(Data entries)
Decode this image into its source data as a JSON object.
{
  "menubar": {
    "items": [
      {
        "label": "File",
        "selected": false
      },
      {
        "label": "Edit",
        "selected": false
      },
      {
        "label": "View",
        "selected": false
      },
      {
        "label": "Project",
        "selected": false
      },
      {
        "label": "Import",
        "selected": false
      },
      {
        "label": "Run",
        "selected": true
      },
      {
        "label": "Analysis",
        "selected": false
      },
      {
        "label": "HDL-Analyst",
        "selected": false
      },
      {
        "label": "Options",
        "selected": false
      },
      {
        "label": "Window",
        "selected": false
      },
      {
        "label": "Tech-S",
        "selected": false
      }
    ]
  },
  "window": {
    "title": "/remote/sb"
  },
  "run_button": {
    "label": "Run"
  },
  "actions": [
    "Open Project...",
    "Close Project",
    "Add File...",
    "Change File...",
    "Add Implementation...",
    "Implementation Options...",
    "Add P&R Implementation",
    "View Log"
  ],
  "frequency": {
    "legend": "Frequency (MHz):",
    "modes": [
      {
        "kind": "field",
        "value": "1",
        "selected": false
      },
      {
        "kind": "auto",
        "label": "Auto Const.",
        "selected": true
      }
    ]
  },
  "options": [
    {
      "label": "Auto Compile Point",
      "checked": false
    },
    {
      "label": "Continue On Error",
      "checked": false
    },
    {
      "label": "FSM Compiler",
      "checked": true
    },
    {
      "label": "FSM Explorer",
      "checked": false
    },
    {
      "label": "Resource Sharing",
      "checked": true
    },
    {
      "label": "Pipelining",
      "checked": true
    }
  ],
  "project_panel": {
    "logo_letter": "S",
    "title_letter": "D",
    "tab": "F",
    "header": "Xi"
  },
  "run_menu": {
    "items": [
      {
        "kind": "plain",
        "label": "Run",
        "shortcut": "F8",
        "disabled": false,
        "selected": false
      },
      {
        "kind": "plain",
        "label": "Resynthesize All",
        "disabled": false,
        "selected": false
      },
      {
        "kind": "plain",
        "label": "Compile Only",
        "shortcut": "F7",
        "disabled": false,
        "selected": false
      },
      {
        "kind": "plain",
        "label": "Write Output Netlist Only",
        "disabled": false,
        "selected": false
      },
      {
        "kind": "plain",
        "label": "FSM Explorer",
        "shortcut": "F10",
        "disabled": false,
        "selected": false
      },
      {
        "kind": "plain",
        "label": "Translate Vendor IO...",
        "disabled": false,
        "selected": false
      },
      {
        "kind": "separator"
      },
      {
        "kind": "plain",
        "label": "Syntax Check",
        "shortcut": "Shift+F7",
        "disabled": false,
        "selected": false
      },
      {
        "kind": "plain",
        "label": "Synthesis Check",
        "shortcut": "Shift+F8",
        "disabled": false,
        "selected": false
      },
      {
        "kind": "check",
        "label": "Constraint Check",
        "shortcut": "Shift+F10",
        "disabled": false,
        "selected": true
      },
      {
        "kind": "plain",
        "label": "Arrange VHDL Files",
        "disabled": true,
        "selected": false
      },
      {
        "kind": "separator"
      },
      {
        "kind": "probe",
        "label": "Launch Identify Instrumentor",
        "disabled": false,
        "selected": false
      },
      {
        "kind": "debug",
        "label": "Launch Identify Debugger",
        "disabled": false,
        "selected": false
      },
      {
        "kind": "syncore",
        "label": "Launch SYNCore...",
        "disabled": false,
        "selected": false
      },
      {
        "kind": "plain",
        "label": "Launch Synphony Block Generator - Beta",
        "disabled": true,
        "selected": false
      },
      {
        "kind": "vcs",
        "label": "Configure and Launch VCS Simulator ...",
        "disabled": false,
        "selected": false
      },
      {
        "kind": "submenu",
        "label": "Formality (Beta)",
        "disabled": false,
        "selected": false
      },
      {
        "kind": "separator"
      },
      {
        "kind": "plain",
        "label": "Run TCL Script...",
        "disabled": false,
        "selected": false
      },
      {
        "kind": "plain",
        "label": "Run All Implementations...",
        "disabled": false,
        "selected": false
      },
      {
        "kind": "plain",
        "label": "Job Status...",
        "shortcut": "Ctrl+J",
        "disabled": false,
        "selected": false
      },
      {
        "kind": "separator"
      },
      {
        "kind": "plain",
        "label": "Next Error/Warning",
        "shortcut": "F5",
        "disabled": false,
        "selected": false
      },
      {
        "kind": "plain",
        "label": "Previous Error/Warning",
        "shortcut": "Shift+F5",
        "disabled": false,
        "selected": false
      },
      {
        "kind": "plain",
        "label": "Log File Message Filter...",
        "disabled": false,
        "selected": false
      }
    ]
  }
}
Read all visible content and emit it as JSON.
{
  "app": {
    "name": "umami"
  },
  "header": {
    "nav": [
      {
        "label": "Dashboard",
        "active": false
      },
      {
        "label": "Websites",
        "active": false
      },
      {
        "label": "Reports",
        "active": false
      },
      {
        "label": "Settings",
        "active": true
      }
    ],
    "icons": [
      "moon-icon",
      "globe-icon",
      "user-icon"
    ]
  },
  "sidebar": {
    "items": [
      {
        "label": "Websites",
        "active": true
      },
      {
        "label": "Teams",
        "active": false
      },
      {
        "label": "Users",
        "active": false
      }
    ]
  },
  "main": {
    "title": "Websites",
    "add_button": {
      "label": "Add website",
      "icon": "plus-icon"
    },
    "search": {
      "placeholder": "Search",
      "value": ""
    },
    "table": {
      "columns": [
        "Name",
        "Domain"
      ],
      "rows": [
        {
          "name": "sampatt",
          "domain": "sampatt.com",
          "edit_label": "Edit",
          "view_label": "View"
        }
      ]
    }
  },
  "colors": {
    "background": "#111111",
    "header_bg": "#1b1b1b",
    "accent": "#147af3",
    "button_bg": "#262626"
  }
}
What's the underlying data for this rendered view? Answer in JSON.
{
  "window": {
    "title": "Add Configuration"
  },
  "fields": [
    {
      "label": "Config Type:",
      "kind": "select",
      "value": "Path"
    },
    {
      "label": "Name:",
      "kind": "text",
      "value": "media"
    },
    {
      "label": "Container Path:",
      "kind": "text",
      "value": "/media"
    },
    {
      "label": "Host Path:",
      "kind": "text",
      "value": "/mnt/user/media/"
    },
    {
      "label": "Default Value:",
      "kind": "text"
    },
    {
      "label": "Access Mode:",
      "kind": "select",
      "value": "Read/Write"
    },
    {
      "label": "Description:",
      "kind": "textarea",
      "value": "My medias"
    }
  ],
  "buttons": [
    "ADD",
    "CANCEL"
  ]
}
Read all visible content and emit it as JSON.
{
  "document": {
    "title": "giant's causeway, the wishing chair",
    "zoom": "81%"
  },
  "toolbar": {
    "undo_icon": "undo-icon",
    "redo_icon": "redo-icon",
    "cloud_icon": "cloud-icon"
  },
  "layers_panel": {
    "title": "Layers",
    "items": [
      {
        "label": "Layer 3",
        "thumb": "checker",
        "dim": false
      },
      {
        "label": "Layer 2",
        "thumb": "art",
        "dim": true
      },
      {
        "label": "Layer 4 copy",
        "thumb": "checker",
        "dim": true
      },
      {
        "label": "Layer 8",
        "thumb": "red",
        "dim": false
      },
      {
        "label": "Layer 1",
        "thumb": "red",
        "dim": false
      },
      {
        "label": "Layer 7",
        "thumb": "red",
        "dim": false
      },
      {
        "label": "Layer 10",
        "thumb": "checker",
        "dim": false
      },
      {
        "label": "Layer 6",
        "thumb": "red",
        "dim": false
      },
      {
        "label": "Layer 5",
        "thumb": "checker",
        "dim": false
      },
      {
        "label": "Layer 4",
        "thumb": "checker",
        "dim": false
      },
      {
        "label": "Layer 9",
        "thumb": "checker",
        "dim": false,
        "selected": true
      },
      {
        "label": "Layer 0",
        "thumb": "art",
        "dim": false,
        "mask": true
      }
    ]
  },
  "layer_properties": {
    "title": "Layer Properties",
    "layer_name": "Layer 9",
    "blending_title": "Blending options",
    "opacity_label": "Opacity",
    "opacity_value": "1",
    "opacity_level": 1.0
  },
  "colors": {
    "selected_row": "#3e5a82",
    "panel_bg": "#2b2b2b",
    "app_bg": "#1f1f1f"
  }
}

→ **GIVEN REQUEST**
Using the listing, copy every line where the word "this" shows up.

→ **EXERCISE SOLUTION**
Decode this image into its source data as a JSON object.
What's the underlying data for this rendered view? Answer in JSON.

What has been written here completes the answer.